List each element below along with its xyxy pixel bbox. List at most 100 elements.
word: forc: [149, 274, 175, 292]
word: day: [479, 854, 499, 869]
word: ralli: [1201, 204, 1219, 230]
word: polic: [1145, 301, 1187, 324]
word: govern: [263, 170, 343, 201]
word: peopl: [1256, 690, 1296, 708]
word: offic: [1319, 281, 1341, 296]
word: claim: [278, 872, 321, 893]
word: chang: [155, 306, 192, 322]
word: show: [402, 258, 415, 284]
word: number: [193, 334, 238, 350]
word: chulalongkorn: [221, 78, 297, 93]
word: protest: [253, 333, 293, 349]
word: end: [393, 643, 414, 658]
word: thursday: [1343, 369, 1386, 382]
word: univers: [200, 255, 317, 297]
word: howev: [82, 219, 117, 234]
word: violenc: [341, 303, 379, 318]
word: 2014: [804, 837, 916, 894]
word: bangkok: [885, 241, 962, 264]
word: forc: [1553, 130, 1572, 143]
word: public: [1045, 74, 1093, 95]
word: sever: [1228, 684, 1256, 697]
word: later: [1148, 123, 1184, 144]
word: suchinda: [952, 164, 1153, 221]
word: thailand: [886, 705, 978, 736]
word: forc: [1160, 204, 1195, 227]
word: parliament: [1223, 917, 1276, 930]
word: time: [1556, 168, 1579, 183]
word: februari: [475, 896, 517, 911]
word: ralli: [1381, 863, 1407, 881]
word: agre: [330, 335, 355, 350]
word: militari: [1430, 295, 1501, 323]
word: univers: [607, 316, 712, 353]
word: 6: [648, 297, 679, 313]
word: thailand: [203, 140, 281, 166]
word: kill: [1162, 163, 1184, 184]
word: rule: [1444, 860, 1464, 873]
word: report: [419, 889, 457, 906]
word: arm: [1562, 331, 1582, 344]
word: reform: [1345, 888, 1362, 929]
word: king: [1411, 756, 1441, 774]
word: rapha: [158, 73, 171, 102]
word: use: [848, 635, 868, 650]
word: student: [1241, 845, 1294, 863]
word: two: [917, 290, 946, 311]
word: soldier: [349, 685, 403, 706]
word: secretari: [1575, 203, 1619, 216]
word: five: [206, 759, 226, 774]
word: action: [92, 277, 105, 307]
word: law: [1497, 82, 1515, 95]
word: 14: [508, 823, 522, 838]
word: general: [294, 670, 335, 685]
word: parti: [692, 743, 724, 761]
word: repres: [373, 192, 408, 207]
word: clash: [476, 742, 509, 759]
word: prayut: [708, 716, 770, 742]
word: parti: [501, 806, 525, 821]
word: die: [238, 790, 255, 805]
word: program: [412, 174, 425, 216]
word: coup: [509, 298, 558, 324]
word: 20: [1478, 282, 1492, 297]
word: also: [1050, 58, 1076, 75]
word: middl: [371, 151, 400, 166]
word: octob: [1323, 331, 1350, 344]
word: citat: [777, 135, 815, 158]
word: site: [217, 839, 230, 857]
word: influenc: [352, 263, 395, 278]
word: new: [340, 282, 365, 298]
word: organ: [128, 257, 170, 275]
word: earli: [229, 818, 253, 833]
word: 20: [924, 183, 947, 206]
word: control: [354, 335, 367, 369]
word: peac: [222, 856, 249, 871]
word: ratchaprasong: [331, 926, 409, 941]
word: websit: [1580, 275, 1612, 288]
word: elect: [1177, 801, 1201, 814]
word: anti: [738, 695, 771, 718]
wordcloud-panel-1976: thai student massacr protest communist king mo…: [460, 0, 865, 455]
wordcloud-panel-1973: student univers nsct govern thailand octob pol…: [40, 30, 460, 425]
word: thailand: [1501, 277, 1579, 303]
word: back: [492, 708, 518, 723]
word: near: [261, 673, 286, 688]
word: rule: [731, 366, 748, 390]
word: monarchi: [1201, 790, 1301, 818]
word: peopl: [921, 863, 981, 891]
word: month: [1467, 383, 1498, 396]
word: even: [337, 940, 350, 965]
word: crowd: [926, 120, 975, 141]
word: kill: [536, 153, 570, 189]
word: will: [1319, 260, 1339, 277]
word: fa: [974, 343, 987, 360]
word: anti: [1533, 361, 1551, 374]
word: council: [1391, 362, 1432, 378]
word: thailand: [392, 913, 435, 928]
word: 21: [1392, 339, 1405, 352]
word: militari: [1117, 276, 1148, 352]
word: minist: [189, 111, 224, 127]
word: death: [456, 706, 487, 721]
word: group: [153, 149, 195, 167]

——

- **Directions**
Show every line of the data above that contains the word "protest". Case counts.

- **Exercise response**
word: protest: [253, 333, 293, 349]
wordcloud-panel-1976: thai student massacr protest communist king mo…: [460, 0, 865, 455]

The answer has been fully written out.